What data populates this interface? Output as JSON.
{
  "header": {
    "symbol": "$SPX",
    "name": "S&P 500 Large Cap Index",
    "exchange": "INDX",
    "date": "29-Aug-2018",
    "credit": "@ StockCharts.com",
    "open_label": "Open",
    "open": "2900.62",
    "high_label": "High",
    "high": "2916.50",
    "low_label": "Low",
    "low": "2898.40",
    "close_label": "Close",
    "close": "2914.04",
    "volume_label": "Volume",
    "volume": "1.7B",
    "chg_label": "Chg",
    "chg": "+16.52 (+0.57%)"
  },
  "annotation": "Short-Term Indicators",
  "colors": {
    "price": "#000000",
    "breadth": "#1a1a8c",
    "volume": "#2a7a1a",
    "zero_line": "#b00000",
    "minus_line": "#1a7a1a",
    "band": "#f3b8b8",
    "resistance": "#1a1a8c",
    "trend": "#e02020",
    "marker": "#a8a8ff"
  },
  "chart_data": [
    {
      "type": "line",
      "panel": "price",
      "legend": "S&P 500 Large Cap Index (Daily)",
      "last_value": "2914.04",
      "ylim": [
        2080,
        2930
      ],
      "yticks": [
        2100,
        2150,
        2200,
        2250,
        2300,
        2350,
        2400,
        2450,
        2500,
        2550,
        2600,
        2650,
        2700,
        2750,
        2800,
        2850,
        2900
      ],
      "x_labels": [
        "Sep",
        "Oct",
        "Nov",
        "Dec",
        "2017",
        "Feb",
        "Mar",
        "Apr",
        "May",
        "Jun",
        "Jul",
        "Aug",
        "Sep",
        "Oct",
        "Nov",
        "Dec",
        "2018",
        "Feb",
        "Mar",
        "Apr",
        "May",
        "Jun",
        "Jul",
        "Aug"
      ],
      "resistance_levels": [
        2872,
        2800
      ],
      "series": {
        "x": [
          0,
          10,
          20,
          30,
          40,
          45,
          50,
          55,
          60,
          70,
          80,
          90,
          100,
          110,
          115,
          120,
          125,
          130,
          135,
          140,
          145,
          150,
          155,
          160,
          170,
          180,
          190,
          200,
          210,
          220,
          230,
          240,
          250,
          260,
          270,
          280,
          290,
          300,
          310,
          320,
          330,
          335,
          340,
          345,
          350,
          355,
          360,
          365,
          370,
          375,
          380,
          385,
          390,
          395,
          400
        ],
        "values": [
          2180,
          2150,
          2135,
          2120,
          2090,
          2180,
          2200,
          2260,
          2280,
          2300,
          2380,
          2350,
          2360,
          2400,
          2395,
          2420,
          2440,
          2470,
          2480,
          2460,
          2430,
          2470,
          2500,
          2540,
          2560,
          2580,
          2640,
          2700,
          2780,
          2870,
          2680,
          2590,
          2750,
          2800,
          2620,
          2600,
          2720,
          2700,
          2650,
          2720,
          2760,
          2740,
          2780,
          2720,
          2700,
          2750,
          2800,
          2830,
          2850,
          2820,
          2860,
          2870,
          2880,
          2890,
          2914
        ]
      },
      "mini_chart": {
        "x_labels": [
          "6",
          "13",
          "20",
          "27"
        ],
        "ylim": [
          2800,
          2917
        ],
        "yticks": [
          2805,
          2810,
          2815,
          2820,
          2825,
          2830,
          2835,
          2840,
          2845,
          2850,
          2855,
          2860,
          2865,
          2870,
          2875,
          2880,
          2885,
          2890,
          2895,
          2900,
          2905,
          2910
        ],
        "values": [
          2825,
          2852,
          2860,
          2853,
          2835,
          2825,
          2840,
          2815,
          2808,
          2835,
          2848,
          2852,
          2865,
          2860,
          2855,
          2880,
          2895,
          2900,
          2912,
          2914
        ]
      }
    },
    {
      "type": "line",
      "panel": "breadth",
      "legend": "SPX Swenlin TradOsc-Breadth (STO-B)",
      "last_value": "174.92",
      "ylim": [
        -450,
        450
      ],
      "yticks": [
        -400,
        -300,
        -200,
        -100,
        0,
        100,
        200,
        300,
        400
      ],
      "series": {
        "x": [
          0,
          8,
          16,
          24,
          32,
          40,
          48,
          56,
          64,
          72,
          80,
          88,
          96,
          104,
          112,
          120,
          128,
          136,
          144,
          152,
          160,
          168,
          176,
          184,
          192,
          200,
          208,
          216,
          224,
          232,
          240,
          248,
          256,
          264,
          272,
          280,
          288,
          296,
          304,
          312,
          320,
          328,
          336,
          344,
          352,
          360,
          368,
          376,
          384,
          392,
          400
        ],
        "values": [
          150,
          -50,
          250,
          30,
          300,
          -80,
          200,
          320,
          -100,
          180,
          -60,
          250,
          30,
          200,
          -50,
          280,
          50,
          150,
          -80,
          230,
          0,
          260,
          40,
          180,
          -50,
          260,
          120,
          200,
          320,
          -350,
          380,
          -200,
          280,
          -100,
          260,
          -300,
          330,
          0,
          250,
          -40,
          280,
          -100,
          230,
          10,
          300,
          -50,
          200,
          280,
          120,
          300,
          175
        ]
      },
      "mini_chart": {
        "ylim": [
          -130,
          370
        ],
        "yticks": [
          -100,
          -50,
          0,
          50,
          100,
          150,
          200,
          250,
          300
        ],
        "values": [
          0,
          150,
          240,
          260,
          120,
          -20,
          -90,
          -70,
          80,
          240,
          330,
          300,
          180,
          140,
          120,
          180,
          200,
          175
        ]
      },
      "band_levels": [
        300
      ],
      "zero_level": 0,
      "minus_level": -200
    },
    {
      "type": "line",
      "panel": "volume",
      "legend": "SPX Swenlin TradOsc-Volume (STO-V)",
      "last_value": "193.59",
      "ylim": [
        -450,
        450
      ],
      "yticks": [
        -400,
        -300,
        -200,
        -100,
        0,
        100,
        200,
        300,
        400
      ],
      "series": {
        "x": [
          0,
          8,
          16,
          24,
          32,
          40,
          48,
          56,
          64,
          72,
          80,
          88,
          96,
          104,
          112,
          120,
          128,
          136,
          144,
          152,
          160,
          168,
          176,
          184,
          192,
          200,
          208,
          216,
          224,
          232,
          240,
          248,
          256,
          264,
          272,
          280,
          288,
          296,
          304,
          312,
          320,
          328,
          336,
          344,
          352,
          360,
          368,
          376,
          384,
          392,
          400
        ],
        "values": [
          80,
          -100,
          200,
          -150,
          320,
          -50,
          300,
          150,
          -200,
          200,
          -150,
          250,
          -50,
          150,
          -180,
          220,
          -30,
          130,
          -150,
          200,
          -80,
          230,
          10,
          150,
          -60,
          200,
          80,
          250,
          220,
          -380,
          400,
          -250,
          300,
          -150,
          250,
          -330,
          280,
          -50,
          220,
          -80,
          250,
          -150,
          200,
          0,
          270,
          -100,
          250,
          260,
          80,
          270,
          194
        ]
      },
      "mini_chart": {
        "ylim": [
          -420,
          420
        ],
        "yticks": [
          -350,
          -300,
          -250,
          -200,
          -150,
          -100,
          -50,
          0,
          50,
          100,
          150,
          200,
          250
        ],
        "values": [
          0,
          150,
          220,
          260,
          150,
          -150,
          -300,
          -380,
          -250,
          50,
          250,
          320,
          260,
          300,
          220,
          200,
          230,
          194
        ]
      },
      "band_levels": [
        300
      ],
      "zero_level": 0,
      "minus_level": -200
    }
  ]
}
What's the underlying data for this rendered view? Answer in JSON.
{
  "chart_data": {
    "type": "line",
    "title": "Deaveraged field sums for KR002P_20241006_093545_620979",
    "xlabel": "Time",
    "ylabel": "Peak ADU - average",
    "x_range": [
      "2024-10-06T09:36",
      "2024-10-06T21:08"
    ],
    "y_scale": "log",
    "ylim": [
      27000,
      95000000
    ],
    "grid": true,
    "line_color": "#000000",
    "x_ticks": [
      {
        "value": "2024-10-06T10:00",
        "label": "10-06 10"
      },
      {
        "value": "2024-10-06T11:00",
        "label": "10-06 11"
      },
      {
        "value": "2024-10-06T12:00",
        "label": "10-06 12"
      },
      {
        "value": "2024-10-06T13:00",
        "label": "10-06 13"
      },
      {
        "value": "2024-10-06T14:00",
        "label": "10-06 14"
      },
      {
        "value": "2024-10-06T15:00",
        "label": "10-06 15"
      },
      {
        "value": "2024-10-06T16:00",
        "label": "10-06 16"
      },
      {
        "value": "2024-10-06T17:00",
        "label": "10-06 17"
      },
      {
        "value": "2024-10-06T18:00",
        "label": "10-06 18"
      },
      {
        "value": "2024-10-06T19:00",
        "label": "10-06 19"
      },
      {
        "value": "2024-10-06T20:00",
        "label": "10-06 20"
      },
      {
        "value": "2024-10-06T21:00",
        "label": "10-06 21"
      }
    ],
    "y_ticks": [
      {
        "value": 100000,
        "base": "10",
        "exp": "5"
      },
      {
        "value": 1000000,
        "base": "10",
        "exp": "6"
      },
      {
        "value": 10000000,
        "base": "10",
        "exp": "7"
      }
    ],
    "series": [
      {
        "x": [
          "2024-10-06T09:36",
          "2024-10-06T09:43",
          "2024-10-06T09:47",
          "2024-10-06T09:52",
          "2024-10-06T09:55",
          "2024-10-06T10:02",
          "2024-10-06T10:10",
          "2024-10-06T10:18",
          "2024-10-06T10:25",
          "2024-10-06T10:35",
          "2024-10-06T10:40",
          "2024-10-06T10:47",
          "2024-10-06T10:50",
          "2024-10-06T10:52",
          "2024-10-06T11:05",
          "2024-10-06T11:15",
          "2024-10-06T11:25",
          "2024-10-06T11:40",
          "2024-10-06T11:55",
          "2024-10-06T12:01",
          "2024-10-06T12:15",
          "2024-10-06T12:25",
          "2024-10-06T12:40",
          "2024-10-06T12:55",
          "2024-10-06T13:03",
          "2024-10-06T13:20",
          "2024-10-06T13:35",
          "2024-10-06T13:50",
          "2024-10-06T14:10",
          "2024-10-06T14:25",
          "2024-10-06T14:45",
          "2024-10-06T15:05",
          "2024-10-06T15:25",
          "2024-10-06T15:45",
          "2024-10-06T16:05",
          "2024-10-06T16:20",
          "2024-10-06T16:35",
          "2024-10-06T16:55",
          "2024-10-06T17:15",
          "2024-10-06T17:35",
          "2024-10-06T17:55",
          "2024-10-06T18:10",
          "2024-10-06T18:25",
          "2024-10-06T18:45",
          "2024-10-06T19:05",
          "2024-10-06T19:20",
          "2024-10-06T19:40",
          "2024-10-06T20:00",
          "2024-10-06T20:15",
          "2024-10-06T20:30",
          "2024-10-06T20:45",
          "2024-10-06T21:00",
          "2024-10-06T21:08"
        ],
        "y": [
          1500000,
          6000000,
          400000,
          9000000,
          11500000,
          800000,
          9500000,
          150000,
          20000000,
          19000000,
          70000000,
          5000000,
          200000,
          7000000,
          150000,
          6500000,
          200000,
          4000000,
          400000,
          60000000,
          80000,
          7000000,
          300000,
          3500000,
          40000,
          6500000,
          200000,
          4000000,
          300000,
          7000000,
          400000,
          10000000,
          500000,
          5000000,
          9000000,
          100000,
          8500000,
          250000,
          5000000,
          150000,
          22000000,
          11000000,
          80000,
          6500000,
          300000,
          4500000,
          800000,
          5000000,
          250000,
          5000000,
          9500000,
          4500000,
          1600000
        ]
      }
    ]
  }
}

#####

Aim of the exercise: From the listing above, copy out each line where the word "this" appears.

Correct result:
What data populates this interface? Output as JSON.
What's the underlying data for this rendered view? Answer in JSON.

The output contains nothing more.